The exercise -
Return the rows verbatim, starting at the line with "Localize each UI" and ending with the line with "relay-out fixed terminal", both included, and leave out the pictures.

Provided entries -
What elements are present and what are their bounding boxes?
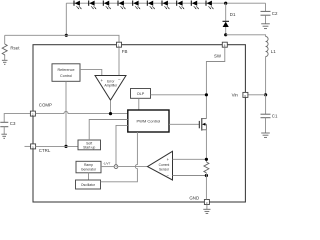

==

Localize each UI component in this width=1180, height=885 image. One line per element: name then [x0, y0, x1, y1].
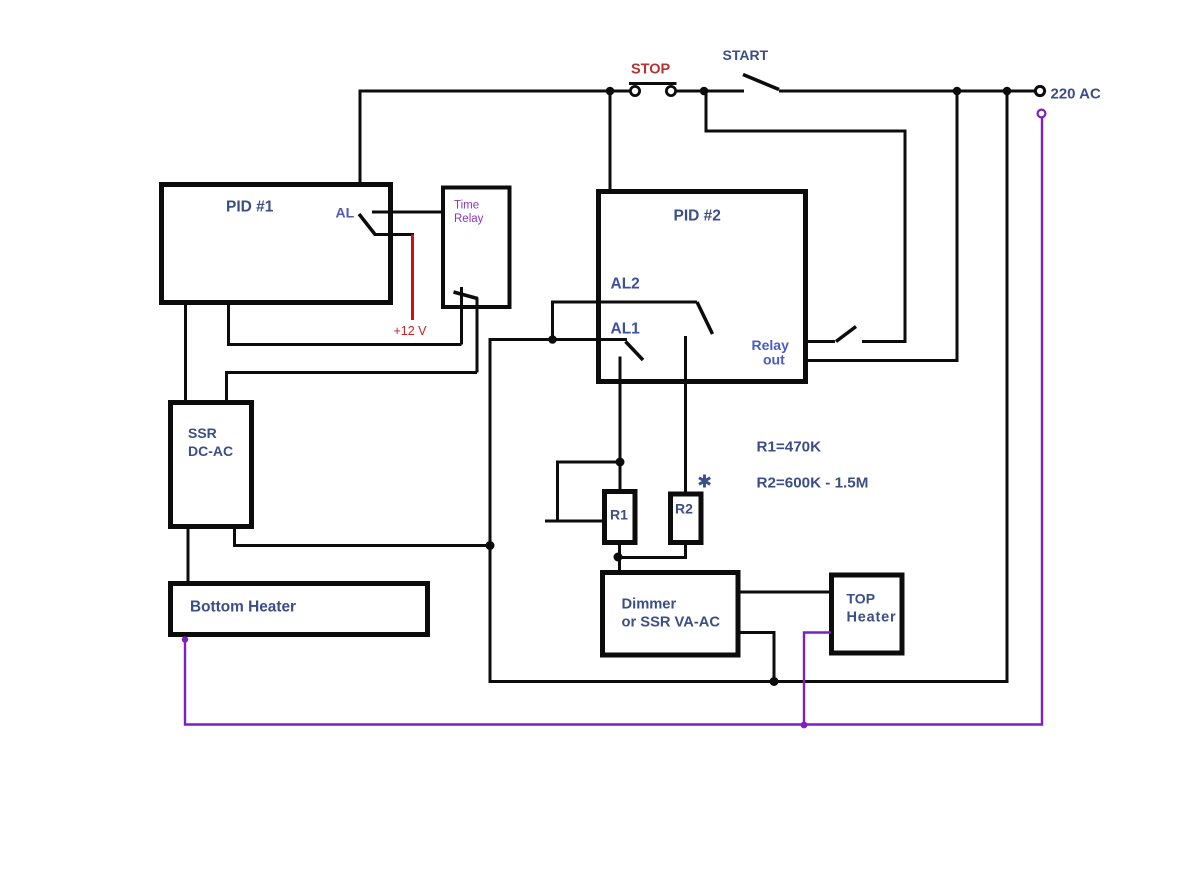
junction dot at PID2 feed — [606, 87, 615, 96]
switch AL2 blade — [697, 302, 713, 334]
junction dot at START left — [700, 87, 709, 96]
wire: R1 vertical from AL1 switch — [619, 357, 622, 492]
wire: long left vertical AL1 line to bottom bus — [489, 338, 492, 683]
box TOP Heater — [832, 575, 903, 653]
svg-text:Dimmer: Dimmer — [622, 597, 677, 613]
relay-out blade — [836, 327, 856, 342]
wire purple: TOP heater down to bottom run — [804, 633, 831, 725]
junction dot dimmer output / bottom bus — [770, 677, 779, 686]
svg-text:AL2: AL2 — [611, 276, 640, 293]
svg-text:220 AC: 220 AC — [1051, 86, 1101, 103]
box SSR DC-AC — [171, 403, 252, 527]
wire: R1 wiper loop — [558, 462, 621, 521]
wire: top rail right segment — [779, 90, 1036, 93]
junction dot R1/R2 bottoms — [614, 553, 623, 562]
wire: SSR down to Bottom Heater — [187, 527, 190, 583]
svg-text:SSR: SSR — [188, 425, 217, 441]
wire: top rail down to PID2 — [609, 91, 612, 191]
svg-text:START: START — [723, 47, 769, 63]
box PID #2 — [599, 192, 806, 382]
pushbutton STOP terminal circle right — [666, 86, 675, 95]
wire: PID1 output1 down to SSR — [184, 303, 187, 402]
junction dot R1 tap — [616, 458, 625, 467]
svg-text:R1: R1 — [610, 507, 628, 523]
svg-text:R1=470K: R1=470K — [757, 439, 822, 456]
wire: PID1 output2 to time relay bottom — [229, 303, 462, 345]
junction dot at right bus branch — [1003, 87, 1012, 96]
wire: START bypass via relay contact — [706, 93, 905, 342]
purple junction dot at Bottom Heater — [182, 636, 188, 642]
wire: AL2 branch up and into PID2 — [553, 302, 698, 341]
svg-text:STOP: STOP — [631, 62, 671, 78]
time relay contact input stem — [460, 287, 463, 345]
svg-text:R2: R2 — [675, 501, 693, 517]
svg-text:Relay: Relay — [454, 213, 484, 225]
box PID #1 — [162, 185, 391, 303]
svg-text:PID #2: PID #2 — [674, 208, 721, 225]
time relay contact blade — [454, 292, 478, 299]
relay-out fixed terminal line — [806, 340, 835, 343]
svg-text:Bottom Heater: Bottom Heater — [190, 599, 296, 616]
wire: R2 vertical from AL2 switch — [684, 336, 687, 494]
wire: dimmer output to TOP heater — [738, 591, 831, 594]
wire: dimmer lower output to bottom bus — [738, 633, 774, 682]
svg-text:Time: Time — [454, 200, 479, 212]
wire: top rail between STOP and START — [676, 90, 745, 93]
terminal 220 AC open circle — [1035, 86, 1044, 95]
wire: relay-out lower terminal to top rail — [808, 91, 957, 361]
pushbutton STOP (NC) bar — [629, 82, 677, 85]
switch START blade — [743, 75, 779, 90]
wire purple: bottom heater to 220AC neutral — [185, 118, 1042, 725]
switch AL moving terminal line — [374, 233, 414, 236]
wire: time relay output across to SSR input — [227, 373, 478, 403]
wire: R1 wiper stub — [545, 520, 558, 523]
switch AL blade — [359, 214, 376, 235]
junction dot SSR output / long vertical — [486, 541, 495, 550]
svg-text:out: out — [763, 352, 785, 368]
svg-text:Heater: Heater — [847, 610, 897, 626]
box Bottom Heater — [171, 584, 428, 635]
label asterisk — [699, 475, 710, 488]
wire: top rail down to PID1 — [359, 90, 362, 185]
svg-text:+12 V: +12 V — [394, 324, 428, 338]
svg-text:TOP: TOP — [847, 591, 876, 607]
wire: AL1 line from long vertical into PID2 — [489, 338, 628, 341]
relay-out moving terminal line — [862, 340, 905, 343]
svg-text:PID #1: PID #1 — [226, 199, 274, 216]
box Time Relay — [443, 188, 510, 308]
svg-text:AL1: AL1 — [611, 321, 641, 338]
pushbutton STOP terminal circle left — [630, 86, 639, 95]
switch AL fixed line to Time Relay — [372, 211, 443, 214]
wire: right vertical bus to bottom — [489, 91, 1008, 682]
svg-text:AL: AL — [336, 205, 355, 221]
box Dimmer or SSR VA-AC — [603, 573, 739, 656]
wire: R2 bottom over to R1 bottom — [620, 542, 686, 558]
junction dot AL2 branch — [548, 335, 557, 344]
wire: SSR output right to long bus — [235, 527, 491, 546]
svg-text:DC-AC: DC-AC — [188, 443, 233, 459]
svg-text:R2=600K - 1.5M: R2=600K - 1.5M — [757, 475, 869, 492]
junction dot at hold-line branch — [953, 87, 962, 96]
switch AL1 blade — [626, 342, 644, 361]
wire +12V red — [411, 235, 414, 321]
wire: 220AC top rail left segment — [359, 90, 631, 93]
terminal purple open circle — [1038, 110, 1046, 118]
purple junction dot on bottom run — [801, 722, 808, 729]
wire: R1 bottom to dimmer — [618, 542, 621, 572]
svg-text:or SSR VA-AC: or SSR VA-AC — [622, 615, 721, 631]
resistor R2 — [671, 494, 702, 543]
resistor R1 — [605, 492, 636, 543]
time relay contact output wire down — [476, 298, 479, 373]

Task response -
Localize each UI component in this width=1180, height=885 image. One line per element: name then [x0, y0, x1, y1].
junction dot at PID2 feed — [606, 87, 615, 96]
switch AL2 blade — [697, 302, 713, 334]
junction dot at START left — [700, 87, 709, 96]
wire: R1 vertical from AL1 switch — [619, 357, 622, 492]
wire: long left vertical AL1 line to bottom bus — [489, 338, 492, 683]
box TOP Heater — [832, 575, 903, 653]
svg-text:Dimmer: Dimmer — [622, 597, 677, 613]
relay-out blade — [836, 327, 856, 342]
wire purple: TOP heater down to bottom run — [804, 633, 831, 725]
junction dot dimmer output / bottom bus — [770, 677, 779, 686]
svg-text:AL2: AL2 — [611, 276, 640, 293]
svg-text:220 AC: 220 AC — [1051, 86, 1101, 103]
box SSR DC-AC — [171, 403, 252, 527]
wire: R1 wiper loop — [558, 462, 621, 521]
wire: top rail right segment — [779, 90, 1036, 93]
junction dot R1/R2 bottoms — [614, 553, 623, 562]
wire: SSR down to Bottom Heater — [187, 527, 190, 583]
svg-text:SSR: SSR — [188, 425, 217, 441]
wire: top rail down to PID2 — [609, 91, 612, 191]
svg-text:START: START — [723, 47, 769, 63]
box PID #2 — [599, 192, 806, 382]
pushbutton STOP terminal circle right — [666, 86, 675, 95]
wire: PID1 output1 down to SSR — [184, 303, 187, 402]
junction dot R1 tap — [616, 458, 625, 467]
svg-text:R1: R1 — [610, 507, 628, 523]
svg-text:R1=470K: R1=470K — [757, 439, 822, 456]
wire: PID1 output2 to time relay bottom — [229, 303, 462, 345]
junction dot at right bus branch — [1003, 87, 1012, 96]
wire: START bypass via relay contact — [706, 93, 905, 342]
purple junction dot at Bottom Heater — [182, 636, 188, 642]
wire: AL2 branch up and into PID2 — [553, 302, 698, 341]
svg-text:STOP: STOP — [631, 62, 671, 78]
time relay contact input stem — [460, 287, 463, 345]
svg-text:R2: R2 — [675, 501, 693, 517]
svg-text:Relay: Relay — [454, 213, 484, 225]
box PID #1 — [162, 185, 391, 303]
svg-text:PID #2: PID #2 — [674, 208, 721, 225]
time relay contact blade — [454, 292, 478, 299]
relay-out fixed terminal line — [806, 340, 835, 343]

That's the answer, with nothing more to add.